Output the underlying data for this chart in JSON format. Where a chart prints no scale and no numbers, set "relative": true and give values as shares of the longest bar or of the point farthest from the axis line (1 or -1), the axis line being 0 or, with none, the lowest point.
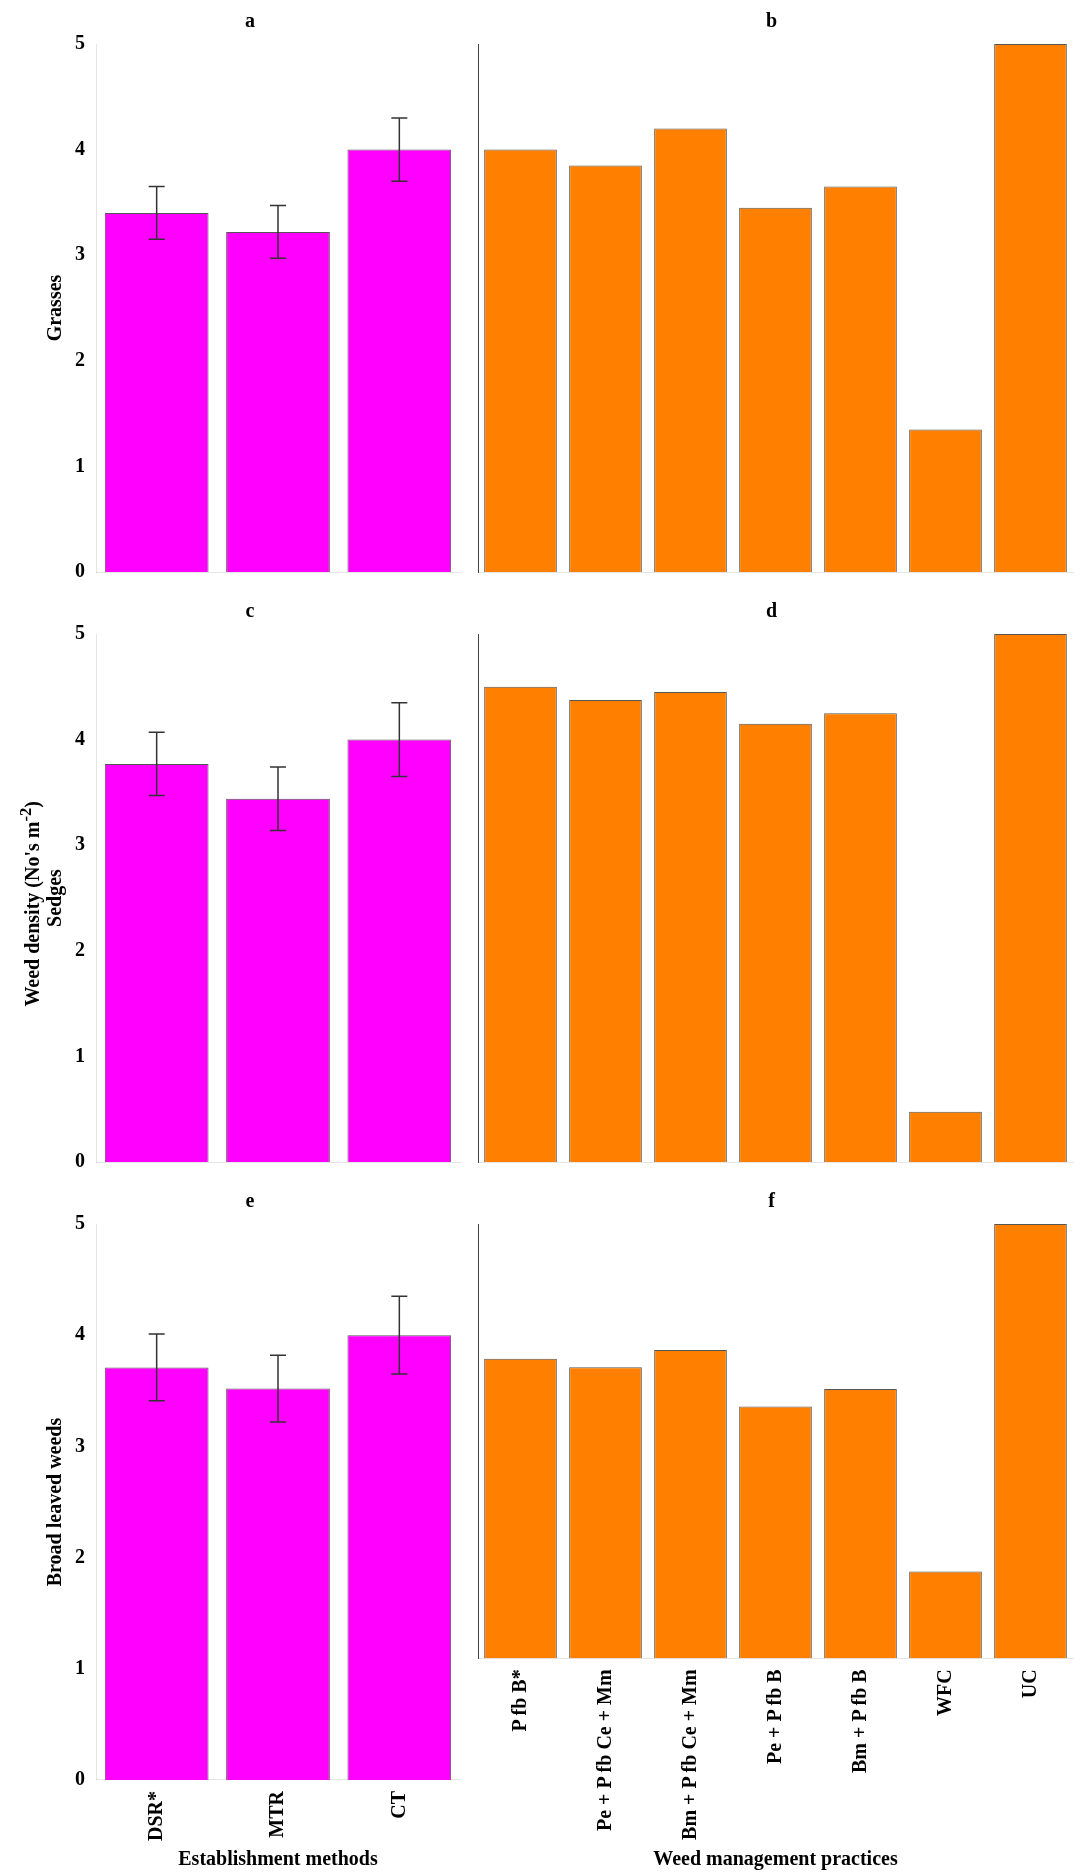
{
  "chart_data": [
    {
      "type": "bar",
      "title": "a",
      "ylabel": "Grasses",
      "annotations": [
        "Weed density (No's m$^{-2}$)"
      ],
      "categories": [
        null,
        null,
        null
      ],
      "values": [
        3.4,
        3.22,
        4.0
      ],
      "errors": [
        0.25,
        0.25,
        0.3
      ],
      "color": "#ff00ff",
      "ylim": [
        0,
        5
      ],
      "yticks": [
        0,
        1,
        2,
        3,
        4,
        5
      ],
      "tick_labels": "y",
      "grid": false,
      "legend": false
    },
    {
      "type": "bar",
      "title": "b",
      "relative": true,
      "categories": [
        null,
        null,
        null,
        null,
        null,
        null,
        null
      ],
      "values": [
        0.8,
        0.77,
        0.84,
        0.69,
        0.73,
        0.27,
        1
      ],
      "color": "#ff8000",
      "tick_labels": false,
      "grid": false,
      "legend": false
    },
    {
      "type": "bar",
      "title": "c",
      "ylabel": "Sedges",
      "categories": [
        null,
        null,
        null
      ],
      "values": [
        3.77,
        3.44,
        4.0
      ],
      "errors": [
        0.3,
        0.3,
        0.35
      ],
      "color": "#ff00ff",
      "ylim": [
        0,
        5
      ],
      "yticks": [
        0,
        1,
        2,
        3,
        4,
        5
      ],
      "tick_labels": "y",
      "grid": false,
      "legend": false
    },
    {
      "type": "bar",
      "title": "d",
      "relative": true,
      "categories": [
        null,
        null,
        null,
        null,
        null,
        null,
        null
      ],
      "values": [
        0.9,
        0.875,
        0.89,
        0.83,
        0.85,
        0.095,
        1
      ],
      "color": "#ff8000",
      "tick_labels": false,
      "grid": false,
      "legend": false
    },
    {
      "type": "bar",
      "title": "e",
      "ylabel": "Broad leaved weeds",
      "xlabel": "Establishment methods",
      "categories": [
        "DSR*",
        "MTR",
        "CT"
      ],
      "values": [
        3.71,
        3.52,
        4.0
      ],
      "errors": [
        0.3,
        0.3,
        0.35
      ],
      "color": "#ff00ff",
      "ylim": [
        0,
        5
      ],
      "yticks": [
        0,
        1,
        2,
        3,
        4,
        5
      ],
      "grid": false,
      "legend": false
    },
    {
      "type": "bar",
      "title": "f",
      "relative": true,
      "xlabel": "Weed management practices",
      "categories": [
        "P fb B*",
        "Pe + P fb Ce + Mm",
        "Bm + P fb Ce + Mm",
        "Pe + P fb B",
        "Bm + P fb B",
        "WFC",
        "UC"
      ],
      "values": [
        0.69,
        0.67,
        0.71,
        0.58,
        0.62,
        0.2,
        1
      ],
      "color": "#ff8000",
      "tick_labels": "x",
      "grid": false,
      "legend": false
    }
  ]
}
━━━━━━
** YOUR OBJECTIVE **
From the material above, reproduce everything verbatim except the pictures.

** SOLUTION TO THE PROBLEM **
Output the underlying data for this chart in JSON format. Where a chart prints no scale and no numbers, set "relative": true and give values as shares of the longest bar or of the point farthest from the axis line (1 or -1), the axis line being 0 or, with none, the lowest point.
{
  "chart_data": [
    {
      "type": "bar",
      "title": "a",
      "ylabel": "Grasses",
      "annotations": [
        "Weed density (No's m$^{-2}$)"
      ],
      "categories": [
        null,
        null,
        null
      ],
      "values": [
        3.4,
        3.22,
        4.0
      ],
      "errors": [
        0.25,
        0.25,
        0.3
      ],
      "color": "#ff00ff",
      "ylim": [
        0,
        5
      ],
      "yticks": [
        0,
        1,
        2,
        3,
        4,
        5
      ],
      "tick_labels": "y",
      "grid": false,
      "legend": false
    },
    {
      "type": "bar",
      "title": "b",
      "relative": true,
      "categories": [
        null,
        null,
        null,
        null,
        null,
        null,
        null
      ],
      "values": [
        0.8,
        0.77,
        0.84,
        0.69,
        0.73,
        0.27,
        1
      ],
      "color": "#ff8000",
      "tick_labels": false,
      "grid": false,
      "legend": false
    },
    {
      "type": "bar",
      "title": "c",
      "ylabel": "Sedges",
      "categories": [
        null,
        null,
        null
      ],
      "values": [
        3.77,
        3.44,
        4.0
      ],
      "errors": [
        0.3,
        0.3,
        0.35
      ],
      "color": "#ff00ff",
      "ylim": [
        0,
        5
      ],
      "yticks": [
        0,
        1,
        2,
        3,
        4,
        5
      ],
      "tick_labels": "y",
      "grid": false,
      "legend": false
    },
    {
      "type": "bar",
      "title": "d",
      "relative": true,
      "categories": [
        null,
        null,
        null,
        null,
        null,
        null,
        null
      ],
      "values": [
        0.9,
        0.875,
        0.89,
        0.83,
        0.85,
        0.095,
        1
      ],
      "color": "#ff8000",
      "tick_labels": false,
      "grid": false,
      "legend": false
    },
    {
      "type": "bar",
      "title": "e",
      "ylabel": "Broad leaved weeds",
      "xlabel": "Establishment methods",
      "categories": [
        "DSR*",
        "MTR",
        "CT"
      ],
      "values": [
        3.71,
        3.52,
        4.0
      ],
      "errors": [
        0.3,
        0.3,
        0.35
      ],
      "color": "#ff00ff",
      "ylim": [
        0,
        5
      ],
      "yticks": [
        0,
        1,
        2,
        3,
        4,
        5
      ],
      "grid": false,
      "legend": false
    },
    {
      "type": "bar",
      "title": "f",
      "relative": true,
      "xlabel": "Weed management practices",
      "categories": [
        "P fb B*",
        "Pe + P fb Ce + Mm",
        "Bm + P fb Ce + Mm",
        "Pe + P fb B",
        "Bm + P fb B",
        "WFC",
        "UC"
      ],
      "values": [
        0.69,
        0.67,
        0.71,
        0.58,
        0.62,
        0.2,
        1
      ],
      "color": "#ff8000",
      "tick_labels": "x",
      "grid": false,
      "legend": false
    }
  ]
}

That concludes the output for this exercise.